[Stored items]
---+---
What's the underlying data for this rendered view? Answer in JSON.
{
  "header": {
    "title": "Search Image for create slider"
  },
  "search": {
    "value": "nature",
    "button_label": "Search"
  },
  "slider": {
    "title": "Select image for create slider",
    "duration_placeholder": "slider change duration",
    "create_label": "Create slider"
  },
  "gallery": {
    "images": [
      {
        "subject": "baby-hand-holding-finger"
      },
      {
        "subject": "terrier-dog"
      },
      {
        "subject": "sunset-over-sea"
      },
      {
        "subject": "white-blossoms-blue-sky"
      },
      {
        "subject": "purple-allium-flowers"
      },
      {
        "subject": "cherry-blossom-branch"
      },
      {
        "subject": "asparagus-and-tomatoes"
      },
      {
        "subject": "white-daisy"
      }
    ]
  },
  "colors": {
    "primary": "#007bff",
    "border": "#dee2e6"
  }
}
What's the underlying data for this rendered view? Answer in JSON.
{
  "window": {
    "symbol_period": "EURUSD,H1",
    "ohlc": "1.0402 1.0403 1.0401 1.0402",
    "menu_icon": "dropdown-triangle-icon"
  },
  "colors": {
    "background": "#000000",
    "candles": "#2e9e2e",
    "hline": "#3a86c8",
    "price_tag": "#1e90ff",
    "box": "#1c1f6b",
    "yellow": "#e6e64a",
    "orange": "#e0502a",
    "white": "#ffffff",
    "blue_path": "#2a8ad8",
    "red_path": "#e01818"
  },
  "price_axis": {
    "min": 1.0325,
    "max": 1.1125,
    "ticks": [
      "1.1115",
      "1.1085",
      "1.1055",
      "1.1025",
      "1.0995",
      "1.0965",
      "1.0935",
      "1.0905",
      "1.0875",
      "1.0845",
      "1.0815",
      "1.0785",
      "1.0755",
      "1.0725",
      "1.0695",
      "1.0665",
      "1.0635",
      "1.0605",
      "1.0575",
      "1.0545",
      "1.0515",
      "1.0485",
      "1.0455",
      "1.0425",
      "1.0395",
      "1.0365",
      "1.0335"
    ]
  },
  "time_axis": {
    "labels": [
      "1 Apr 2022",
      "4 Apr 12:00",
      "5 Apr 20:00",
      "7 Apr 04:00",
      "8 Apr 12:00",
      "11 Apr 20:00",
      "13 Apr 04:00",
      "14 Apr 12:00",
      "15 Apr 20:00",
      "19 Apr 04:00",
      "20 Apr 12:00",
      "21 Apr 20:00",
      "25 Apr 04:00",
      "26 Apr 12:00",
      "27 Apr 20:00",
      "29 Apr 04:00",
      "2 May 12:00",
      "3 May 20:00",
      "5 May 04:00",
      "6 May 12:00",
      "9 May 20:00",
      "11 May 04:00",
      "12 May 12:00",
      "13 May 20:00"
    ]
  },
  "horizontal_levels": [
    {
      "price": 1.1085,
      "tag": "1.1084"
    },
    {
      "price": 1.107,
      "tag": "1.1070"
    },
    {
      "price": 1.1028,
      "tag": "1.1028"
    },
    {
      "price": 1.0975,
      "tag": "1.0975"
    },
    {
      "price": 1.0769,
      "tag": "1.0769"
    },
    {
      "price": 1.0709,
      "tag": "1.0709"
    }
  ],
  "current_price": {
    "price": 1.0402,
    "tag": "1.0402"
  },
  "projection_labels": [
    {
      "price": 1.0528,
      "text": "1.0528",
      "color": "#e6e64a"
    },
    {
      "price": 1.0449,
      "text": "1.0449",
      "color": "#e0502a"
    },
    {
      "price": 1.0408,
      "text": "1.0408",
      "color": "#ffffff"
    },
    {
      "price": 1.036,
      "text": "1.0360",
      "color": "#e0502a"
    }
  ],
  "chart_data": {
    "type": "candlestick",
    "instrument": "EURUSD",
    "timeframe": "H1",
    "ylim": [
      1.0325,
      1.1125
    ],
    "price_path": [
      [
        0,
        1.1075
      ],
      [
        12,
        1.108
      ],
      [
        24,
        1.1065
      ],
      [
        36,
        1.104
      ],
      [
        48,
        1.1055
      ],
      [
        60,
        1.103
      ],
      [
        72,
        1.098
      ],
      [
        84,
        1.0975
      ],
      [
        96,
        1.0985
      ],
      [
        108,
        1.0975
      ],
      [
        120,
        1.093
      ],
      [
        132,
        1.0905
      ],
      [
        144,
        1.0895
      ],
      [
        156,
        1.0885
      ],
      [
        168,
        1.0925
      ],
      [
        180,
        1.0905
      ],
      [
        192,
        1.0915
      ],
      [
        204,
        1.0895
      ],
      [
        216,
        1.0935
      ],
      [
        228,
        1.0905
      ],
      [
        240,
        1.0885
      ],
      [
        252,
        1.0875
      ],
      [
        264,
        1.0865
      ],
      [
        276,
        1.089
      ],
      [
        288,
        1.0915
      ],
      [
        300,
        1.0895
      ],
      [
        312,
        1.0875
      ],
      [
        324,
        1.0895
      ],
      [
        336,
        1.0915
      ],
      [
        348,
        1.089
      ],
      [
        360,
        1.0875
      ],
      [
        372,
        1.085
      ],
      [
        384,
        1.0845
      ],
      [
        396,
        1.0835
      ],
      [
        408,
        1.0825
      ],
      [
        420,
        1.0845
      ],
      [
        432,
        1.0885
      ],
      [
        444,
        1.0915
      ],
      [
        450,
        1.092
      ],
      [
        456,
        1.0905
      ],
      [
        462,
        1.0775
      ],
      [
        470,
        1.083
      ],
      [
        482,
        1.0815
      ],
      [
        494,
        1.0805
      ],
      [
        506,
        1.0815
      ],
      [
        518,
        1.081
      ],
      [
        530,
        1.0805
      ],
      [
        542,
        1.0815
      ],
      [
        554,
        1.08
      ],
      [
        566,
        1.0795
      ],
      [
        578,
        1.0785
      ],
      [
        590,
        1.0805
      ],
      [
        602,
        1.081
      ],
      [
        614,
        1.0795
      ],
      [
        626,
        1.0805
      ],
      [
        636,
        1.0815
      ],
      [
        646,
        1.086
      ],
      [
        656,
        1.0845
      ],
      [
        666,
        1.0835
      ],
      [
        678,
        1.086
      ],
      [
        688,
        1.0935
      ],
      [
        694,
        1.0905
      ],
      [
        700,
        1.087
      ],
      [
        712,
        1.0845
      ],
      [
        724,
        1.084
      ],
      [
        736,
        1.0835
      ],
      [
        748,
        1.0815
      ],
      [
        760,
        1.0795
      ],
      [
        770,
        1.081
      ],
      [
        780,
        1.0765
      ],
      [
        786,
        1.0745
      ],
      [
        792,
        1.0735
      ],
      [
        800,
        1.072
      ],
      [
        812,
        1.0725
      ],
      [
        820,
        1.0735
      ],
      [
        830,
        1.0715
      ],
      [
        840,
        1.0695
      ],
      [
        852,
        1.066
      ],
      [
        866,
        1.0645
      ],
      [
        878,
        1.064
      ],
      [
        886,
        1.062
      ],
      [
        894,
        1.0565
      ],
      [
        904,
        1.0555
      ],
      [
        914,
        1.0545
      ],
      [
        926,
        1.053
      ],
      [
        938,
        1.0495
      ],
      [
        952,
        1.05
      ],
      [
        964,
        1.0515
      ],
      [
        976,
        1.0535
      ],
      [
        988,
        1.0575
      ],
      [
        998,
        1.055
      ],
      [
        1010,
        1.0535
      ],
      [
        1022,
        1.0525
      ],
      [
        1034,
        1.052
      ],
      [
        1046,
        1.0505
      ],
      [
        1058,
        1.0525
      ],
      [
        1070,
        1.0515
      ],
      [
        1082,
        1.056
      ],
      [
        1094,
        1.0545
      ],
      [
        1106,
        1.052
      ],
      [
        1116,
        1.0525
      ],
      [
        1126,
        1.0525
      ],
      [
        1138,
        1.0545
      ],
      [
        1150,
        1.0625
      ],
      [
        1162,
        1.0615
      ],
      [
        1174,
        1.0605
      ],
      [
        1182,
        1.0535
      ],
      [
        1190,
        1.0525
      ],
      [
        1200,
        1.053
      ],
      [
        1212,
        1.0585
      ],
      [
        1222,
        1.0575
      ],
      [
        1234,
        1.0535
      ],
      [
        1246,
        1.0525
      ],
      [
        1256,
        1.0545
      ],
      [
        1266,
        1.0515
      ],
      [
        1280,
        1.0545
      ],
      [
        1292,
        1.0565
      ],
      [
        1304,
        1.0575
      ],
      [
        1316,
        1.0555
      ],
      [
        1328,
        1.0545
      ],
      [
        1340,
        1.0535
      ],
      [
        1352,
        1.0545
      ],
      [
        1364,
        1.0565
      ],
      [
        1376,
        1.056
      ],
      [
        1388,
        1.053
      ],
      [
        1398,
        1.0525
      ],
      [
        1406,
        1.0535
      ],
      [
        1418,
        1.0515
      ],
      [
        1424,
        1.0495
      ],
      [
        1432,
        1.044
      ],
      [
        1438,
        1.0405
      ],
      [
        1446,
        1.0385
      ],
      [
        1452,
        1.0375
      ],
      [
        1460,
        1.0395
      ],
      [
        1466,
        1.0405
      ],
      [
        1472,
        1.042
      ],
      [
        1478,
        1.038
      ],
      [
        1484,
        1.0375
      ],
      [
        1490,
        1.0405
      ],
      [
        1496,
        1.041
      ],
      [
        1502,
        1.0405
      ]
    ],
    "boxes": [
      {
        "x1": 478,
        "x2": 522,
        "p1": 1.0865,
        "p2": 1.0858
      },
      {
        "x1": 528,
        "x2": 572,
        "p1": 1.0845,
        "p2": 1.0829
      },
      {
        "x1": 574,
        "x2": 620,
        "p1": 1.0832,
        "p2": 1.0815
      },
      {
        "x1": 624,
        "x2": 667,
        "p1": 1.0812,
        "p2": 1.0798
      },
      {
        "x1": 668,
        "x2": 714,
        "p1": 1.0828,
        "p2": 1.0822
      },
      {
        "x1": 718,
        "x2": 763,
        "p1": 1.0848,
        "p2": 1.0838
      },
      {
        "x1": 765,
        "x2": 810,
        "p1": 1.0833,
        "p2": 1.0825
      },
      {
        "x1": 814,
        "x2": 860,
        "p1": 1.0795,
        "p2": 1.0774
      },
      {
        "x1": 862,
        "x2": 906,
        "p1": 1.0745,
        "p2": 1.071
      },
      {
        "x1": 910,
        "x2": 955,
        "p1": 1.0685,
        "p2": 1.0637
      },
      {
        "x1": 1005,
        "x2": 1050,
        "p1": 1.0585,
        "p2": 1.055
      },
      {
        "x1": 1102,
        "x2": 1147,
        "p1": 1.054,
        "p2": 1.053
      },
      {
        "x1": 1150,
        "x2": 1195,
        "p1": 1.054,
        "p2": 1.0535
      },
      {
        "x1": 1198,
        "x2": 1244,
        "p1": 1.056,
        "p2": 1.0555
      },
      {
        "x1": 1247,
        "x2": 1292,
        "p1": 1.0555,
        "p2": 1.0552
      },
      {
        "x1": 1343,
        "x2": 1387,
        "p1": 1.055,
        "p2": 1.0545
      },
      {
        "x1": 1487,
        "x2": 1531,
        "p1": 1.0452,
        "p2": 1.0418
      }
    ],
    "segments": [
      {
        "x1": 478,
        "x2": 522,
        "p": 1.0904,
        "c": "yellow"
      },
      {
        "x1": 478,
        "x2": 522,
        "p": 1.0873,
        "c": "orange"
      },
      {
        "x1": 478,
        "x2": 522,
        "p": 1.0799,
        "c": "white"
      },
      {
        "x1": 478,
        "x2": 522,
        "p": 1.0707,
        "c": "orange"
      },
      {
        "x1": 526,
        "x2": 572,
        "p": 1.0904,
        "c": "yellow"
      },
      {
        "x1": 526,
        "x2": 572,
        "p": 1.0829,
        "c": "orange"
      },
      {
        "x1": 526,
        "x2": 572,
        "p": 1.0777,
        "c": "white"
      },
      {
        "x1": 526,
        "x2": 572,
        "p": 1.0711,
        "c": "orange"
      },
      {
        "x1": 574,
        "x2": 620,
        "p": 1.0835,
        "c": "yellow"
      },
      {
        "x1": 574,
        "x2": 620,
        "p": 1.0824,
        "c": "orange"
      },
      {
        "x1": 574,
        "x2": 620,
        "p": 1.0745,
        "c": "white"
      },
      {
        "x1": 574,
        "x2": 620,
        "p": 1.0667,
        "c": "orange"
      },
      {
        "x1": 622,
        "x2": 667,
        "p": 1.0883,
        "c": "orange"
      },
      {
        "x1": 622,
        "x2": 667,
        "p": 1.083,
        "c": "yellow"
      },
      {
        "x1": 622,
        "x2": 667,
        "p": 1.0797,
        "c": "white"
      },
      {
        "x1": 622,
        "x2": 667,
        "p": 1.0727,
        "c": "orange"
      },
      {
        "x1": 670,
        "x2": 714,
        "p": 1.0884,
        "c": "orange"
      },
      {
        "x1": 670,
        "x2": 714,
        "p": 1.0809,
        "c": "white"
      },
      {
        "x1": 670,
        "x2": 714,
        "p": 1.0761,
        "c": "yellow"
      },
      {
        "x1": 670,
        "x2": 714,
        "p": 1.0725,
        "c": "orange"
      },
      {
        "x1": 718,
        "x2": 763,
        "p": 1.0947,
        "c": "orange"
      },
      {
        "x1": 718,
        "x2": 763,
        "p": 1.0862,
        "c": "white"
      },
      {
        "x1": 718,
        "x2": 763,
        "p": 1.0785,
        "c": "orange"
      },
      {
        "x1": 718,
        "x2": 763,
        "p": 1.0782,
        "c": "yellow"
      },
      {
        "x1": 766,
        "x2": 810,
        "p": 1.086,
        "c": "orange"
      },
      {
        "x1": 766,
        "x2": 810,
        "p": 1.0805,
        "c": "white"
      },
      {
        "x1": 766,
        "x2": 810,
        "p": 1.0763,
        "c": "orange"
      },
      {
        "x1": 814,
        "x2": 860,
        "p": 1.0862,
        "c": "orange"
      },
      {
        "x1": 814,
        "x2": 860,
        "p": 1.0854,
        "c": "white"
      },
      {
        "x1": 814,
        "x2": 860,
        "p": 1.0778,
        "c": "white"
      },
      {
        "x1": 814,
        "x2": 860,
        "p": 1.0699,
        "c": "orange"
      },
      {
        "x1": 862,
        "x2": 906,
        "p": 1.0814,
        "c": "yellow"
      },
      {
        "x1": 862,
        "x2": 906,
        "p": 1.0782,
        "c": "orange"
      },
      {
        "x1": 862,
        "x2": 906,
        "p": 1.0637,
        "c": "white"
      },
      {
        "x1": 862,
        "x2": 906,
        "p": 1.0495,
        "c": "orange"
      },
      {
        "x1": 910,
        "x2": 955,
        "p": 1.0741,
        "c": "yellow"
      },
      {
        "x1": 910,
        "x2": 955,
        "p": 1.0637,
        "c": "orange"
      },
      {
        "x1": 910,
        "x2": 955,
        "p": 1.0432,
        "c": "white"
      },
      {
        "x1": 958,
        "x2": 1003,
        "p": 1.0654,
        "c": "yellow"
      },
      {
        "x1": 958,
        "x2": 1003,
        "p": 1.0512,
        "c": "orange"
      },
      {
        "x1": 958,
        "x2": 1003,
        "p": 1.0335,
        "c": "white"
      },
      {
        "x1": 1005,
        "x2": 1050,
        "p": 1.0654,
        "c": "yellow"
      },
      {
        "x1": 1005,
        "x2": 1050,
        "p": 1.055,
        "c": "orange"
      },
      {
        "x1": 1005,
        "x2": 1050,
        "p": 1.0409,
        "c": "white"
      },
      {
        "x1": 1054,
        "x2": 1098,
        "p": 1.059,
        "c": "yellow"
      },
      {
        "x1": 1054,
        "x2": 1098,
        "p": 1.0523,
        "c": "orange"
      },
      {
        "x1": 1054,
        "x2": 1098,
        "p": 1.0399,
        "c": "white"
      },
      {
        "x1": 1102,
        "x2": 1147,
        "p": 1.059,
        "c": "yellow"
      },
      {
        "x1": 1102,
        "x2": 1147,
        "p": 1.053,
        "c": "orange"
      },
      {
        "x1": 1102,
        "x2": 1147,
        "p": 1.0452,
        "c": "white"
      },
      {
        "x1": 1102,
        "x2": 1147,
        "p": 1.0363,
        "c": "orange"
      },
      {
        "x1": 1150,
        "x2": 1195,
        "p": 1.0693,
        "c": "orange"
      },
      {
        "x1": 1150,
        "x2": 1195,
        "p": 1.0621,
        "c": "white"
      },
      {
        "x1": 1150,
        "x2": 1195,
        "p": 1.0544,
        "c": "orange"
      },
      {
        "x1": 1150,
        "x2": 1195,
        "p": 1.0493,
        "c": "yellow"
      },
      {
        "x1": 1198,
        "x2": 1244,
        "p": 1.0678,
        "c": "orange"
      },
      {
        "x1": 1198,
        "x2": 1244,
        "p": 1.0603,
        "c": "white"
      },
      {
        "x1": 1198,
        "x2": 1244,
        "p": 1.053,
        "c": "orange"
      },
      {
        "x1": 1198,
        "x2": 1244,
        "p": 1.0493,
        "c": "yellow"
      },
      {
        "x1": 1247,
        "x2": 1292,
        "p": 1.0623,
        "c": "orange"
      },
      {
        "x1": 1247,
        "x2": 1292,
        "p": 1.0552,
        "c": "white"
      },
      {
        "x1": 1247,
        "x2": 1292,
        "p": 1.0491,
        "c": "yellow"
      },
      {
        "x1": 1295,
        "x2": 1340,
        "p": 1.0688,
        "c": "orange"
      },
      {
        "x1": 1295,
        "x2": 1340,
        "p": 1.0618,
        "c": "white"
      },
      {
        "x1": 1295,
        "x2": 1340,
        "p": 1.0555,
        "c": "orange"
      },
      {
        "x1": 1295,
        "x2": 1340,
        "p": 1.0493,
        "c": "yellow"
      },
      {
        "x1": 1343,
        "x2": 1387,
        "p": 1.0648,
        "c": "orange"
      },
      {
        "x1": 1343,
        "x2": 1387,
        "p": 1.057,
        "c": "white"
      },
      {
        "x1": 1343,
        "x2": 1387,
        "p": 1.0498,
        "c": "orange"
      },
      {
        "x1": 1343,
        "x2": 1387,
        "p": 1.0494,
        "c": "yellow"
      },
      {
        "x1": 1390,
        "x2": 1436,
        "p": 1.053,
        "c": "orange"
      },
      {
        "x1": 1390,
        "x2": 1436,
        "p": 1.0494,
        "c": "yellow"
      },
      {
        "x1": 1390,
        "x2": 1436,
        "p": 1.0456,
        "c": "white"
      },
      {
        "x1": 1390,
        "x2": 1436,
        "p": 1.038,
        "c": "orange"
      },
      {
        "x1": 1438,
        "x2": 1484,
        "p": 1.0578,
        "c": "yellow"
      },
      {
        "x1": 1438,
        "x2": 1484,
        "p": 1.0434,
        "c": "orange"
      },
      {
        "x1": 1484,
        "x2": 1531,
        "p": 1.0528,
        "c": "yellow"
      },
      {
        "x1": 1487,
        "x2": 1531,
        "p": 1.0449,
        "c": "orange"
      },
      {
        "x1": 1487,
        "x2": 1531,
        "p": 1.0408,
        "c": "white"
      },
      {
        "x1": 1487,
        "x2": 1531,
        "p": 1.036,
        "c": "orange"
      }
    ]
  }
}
---+---
## Goal
Every line of the records that includes the word "EURUSD" should be gathered.

## Final result
    "symbol_period": "EURUSD,H1",
    "instrument": "EURUSD",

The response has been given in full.